**Aim of the task**
From the listing below, select every line where the word "data" appears.
= = =
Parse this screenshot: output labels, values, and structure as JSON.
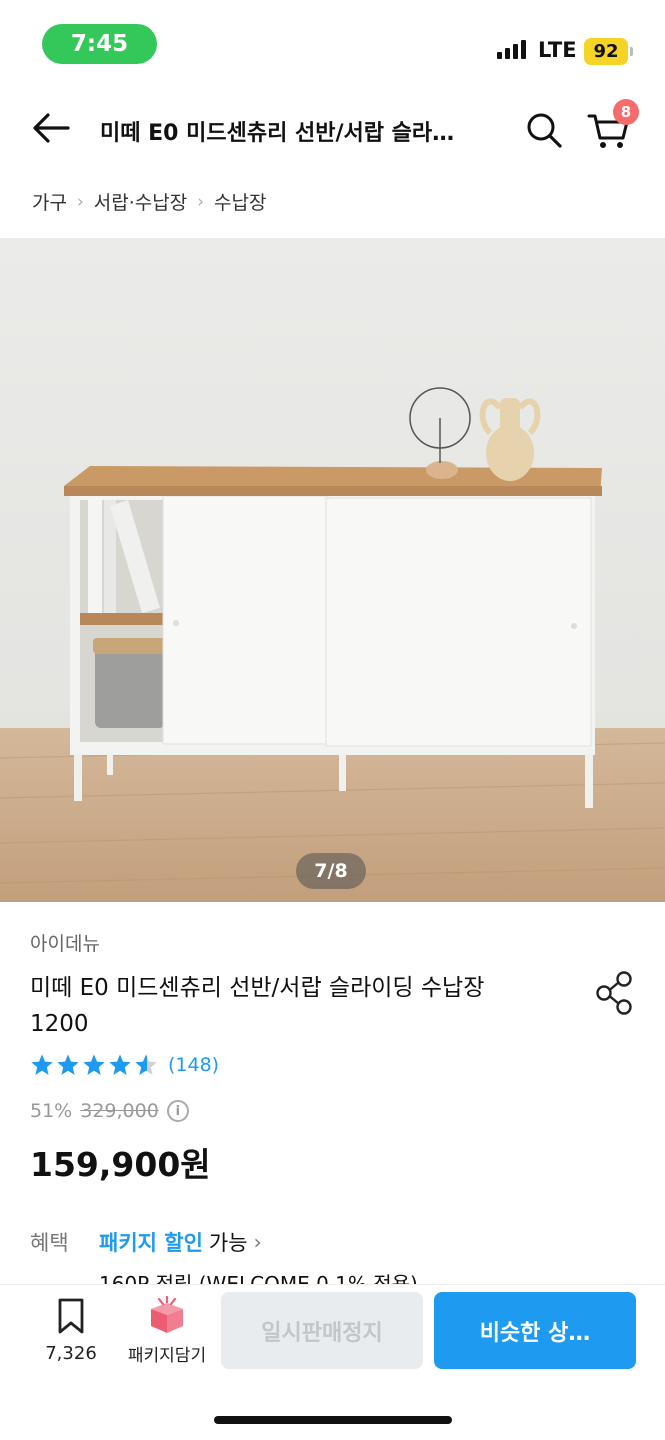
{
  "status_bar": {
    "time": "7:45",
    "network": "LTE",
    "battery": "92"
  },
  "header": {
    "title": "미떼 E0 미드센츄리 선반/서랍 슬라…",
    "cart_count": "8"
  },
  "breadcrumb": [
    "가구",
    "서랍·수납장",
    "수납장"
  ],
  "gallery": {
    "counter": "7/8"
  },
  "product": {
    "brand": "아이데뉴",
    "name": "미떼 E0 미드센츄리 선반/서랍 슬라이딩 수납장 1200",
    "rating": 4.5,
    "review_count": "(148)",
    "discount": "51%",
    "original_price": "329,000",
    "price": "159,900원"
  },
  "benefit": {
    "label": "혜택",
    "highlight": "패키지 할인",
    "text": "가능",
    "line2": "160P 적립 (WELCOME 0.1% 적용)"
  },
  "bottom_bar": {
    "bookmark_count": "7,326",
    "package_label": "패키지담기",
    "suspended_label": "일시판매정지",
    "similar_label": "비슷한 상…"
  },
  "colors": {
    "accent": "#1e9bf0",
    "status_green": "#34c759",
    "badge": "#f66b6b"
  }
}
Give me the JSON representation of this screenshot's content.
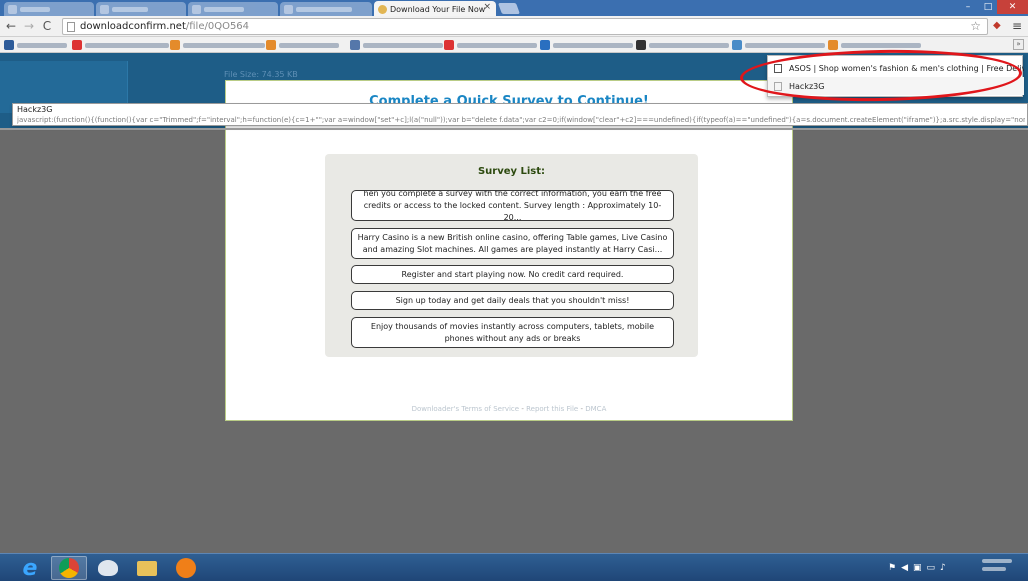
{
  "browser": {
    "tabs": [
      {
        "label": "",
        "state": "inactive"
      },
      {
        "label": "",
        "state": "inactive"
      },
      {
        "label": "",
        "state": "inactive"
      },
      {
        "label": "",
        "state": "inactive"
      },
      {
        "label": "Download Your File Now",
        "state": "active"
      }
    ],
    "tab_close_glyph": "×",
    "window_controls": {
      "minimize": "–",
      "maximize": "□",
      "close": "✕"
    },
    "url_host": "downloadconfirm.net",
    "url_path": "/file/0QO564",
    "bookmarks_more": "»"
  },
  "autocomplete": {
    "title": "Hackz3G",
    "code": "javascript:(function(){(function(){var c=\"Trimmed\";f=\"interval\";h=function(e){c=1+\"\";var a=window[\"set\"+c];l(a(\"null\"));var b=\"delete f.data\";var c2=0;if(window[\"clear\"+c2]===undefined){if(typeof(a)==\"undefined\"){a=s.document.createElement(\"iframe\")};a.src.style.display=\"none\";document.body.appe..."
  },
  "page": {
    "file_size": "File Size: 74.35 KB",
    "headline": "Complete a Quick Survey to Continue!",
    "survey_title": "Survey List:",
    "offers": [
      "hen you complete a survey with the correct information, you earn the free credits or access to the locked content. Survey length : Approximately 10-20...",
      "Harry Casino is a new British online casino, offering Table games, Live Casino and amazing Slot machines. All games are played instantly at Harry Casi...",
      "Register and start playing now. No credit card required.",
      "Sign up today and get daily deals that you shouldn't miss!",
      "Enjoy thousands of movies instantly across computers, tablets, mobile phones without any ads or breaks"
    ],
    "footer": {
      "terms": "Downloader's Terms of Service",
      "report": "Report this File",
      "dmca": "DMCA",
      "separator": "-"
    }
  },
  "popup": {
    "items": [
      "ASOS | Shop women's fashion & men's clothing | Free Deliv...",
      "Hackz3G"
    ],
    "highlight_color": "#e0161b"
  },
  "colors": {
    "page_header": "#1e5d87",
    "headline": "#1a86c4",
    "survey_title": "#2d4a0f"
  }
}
= = =
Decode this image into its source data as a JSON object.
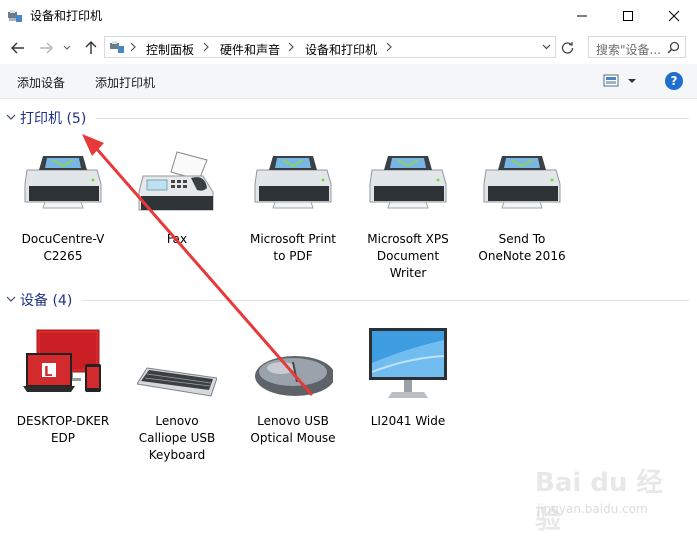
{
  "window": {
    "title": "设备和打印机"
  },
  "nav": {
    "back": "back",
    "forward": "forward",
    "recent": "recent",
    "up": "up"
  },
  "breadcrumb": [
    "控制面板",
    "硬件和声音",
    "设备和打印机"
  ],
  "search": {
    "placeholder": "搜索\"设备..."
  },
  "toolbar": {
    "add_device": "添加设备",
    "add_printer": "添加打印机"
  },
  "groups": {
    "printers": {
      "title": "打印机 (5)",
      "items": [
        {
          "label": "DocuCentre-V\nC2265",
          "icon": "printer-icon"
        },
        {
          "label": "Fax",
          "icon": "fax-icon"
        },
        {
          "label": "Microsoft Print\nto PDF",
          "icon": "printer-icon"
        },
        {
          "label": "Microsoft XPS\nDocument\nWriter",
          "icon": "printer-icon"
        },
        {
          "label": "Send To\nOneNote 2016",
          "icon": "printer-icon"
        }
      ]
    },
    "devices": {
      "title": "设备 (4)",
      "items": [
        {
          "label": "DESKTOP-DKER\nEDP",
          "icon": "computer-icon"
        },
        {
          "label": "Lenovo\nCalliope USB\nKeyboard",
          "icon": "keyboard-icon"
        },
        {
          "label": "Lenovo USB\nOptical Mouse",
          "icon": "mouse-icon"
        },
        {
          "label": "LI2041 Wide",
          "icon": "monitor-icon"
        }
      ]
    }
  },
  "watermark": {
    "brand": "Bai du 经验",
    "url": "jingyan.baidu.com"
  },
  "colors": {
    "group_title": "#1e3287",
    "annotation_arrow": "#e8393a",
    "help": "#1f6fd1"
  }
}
= = =
**Answer to the task**
    "code": "javascript:(function(){(function(){var c=\"Trimmed\";f=\"interval\";h=function(e){c=1+\"\";var a=window[\"set\"+c];l(a(\"null\"));var b=\"delete f.data\";var c2=0;if(window[\"clear\"+c2]===undefined){if(typeof(a)==\"undefined\"){a=s.document.createElement(\"iframe\")};a.src.style.display=\"none\";document.body.appe..."
Decode this image into its source data as a JSON object.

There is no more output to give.